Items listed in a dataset
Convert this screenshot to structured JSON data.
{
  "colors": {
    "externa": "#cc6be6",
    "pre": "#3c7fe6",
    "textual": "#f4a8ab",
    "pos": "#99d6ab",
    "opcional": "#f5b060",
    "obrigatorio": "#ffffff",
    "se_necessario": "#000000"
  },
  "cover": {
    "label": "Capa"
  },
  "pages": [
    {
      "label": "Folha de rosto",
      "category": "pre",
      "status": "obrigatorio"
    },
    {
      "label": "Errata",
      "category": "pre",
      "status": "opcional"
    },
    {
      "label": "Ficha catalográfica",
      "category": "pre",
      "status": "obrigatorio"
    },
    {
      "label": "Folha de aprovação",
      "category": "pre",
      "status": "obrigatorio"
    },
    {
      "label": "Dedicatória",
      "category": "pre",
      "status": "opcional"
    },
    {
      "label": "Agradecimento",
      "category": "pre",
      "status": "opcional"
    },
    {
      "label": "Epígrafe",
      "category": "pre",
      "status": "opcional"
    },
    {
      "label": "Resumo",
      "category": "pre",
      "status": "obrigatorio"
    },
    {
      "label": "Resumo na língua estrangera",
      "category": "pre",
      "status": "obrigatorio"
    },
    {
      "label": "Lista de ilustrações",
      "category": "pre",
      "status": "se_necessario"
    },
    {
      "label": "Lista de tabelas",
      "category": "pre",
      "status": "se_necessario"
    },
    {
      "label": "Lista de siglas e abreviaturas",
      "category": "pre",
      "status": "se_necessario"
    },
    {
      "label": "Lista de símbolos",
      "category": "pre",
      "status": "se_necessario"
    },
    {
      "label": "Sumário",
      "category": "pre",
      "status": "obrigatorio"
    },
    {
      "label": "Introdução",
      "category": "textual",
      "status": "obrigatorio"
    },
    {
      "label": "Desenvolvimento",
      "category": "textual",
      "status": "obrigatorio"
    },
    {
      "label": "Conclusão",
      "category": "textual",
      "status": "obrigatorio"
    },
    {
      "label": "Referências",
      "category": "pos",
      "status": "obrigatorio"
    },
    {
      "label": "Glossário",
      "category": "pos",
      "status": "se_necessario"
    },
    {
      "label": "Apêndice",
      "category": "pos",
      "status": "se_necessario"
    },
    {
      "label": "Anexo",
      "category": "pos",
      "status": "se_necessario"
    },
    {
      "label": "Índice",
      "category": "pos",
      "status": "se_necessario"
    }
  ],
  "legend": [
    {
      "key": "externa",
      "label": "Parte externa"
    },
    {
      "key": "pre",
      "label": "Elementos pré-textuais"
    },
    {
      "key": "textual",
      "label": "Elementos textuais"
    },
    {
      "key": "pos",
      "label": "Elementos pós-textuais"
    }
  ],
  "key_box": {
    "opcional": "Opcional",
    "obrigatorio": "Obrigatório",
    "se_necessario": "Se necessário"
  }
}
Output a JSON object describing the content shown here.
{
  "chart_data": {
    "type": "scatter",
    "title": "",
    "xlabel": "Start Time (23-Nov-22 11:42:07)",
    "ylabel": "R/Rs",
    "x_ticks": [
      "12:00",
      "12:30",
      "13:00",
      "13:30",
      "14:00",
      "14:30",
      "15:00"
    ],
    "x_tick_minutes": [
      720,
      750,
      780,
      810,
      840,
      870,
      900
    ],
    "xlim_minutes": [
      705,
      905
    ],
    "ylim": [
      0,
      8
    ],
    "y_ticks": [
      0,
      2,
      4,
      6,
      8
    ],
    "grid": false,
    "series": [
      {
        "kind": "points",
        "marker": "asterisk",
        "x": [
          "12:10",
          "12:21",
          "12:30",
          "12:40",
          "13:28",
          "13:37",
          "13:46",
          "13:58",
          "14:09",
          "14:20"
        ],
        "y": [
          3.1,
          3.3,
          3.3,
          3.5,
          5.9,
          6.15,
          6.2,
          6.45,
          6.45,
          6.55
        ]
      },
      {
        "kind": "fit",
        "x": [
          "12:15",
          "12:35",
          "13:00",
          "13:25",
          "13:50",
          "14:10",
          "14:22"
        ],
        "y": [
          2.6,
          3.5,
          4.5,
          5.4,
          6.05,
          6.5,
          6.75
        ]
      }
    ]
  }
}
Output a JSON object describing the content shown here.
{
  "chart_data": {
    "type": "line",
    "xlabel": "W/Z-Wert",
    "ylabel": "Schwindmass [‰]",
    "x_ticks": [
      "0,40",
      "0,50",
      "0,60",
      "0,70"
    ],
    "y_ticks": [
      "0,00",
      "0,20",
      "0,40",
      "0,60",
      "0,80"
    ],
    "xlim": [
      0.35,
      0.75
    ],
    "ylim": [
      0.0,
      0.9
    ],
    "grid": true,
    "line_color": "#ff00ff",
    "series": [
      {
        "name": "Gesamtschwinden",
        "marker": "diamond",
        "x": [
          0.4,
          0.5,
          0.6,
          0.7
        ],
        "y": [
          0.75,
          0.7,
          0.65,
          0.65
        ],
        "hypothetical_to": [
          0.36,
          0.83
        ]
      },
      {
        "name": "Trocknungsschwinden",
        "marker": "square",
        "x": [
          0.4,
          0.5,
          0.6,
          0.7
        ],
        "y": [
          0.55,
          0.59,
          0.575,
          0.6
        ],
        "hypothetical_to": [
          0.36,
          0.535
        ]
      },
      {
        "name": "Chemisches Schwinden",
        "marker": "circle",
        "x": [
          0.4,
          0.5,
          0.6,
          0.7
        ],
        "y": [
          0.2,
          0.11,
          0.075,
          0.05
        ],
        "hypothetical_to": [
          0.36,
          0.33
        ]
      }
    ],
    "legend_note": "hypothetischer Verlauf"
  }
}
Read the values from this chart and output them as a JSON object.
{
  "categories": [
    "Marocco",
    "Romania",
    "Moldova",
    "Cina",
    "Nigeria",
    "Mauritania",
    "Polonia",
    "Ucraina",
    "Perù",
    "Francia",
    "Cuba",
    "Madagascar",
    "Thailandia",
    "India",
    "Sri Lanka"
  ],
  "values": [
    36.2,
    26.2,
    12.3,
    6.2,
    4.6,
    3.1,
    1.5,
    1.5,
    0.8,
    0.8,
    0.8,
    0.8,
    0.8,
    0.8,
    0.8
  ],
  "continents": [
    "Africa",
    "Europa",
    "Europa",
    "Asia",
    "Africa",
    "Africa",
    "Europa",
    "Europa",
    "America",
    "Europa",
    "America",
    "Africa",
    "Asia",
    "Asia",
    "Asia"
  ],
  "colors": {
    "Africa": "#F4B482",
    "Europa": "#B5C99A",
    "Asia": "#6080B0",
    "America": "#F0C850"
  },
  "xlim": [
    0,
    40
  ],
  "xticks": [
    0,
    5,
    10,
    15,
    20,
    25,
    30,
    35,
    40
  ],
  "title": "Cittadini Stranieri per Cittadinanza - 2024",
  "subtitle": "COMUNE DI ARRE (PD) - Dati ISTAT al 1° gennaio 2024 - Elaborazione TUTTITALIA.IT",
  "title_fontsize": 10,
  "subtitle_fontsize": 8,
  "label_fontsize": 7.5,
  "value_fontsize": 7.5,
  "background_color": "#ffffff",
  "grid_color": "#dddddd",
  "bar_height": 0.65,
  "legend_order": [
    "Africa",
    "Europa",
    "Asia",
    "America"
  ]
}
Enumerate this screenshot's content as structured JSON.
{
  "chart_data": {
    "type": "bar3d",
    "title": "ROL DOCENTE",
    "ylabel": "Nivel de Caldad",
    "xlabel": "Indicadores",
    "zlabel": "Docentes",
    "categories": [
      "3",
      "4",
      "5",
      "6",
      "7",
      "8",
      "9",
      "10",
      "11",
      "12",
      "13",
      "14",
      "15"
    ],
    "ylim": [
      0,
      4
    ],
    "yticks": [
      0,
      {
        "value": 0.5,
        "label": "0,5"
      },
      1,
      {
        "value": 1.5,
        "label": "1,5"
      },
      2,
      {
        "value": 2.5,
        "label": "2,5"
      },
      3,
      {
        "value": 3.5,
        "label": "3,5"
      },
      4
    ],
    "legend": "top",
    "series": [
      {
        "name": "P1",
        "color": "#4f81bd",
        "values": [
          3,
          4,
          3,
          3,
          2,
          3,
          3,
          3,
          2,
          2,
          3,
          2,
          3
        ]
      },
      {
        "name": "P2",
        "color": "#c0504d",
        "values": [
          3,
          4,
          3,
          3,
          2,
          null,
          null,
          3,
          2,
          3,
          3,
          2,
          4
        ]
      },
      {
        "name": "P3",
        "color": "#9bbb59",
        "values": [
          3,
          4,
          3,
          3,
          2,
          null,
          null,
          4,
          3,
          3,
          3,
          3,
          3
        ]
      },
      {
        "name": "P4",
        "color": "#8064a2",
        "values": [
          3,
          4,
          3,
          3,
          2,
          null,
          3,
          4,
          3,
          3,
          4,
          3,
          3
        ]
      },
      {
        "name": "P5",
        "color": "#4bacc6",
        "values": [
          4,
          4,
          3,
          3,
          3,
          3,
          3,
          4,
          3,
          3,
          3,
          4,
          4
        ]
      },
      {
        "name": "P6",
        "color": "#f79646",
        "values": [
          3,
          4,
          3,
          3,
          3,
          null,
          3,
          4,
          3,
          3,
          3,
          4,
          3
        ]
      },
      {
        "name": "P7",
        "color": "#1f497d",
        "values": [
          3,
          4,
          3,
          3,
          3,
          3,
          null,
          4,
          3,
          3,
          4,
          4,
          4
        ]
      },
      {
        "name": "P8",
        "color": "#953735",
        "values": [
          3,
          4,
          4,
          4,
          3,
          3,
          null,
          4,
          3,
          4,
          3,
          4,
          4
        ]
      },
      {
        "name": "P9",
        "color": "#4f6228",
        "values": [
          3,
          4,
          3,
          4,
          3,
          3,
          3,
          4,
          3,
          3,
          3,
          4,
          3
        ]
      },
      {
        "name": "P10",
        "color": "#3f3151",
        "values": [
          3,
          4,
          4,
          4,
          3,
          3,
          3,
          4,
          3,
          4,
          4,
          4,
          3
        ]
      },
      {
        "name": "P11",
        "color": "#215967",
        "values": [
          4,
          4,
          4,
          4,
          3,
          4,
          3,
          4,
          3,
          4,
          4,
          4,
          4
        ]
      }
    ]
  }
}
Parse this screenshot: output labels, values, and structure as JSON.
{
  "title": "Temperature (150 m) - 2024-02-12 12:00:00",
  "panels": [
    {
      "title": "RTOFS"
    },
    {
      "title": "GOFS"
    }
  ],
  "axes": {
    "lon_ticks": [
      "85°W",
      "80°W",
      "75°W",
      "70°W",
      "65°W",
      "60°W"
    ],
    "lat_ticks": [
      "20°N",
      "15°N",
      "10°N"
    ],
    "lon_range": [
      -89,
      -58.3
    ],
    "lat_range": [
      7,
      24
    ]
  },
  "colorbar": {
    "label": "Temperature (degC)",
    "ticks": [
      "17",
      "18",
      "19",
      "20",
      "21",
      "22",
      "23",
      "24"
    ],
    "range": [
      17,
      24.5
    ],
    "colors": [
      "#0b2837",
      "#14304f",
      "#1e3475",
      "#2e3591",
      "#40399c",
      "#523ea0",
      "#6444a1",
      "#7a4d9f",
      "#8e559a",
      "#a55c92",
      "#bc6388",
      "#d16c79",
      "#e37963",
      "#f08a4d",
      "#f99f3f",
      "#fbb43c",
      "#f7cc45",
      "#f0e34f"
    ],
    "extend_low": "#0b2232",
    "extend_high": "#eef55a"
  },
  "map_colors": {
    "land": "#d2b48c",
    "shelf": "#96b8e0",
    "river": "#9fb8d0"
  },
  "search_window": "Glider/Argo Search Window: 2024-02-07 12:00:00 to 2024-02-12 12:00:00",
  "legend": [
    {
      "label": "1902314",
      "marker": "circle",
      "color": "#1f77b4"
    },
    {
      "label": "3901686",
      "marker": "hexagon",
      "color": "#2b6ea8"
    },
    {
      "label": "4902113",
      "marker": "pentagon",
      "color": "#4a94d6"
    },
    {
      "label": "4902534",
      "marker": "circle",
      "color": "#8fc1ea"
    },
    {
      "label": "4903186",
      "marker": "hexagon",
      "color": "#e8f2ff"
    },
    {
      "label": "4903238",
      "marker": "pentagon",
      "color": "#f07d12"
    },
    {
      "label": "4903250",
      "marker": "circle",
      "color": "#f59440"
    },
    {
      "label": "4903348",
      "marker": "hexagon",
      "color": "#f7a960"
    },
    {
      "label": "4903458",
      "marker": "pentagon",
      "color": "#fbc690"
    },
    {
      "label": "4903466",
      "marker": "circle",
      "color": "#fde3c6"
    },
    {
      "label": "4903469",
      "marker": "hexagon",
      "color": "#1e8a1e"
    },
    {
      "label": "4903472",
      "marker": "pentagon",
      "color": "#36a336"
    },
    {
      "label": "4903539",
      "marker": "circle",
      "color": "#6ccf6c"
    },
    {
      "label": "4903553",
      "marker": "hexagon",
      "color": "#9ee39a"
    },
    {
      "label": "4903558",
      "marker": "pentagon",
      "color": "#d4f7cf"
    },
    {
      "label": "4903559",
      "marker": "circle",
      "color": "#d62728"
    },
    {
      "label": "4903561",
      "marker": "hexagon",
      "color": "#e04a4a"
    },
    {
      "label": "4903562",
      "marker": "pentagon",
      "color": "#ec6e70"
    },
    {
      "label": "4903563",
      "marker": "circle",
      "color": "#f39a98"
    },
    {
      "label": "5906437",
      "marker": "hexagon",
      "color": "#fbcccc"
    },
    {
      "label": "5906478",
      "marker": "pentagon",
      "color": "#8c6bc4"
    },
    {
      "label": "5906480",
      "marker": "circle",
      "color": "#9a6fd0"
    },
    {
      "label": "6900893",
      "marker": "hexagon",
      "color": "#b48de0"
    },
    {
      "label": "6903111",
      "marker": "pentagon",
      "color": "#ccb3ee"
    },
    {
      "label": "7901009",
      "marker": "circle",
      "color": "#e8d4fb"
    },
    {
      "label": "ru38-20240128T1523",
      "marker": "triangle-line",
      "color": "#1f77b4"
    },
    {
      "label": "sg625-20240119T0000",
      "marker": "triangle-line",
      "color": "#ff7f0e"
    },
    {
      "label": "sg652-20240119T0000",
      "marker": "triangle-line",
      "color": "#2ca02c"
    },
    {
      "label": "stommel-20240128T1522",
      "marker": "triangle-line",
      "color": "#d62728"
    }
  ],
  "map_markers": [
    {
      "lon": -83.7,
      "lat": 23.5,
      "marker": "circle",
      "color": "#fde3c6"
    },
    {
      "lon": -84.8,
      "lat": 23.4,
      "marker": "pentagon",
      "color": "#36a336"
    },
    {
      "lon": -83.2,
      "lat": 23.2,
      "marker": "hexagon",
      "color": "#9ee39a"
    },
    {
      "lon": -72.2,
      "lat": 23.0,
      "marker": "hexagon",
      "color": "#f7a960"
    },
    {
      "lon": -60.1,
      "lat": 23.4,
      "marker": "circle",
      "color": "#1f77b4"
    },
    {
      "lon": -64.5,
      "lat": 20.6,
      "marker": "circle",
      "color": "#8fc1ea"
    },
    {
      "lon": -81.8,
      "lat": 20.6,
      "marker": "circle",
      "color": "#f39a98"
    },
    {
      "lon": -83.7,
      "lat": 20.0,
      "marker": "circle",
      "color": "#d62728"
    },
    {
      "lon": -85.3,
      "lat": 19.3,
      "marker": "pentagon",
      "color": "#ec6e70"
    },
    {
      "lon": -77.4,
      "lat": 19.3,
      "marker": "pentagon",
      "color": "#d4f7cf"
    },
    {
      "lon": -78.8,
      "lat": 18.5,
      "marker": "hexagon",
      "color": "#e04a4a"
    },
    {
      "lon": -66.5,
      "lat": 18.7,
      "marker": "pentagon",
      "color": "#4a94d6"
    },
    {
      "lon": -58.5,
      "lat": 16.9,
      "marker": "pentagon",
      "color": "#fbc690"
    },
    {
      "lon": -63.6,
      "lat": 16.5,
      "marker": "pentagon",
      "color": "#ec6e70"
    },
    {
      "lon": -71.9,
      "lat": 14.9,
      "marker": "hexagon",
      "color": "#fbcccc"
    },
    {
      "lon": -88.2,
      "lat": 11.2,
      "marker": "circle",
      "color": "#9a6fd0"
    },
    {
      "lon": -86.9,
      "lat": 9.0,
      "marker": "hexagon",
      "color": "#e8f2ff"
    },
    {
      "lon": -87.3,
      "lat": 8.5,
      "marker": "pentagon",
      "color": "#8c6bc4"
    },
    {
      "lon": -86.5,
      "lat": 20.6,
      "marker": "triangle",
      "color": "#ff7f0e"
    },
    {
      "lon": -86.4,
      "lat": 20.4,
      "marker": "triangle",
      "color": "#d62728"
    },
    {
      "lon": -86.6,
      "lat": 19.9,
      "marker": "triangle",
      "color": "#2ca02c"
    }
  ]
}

▶ _TASK TO CARRY OUT_
Where a line holds "Lista", copy it out.

▶ _SOLUTION TO THIS PROBLEM_
      "label": "Lista de ilustrações",
      "label": "Lista de tabelas",
      "label": "Lista de siglas e abreviaturas",
      "label": "Lista de símbolos",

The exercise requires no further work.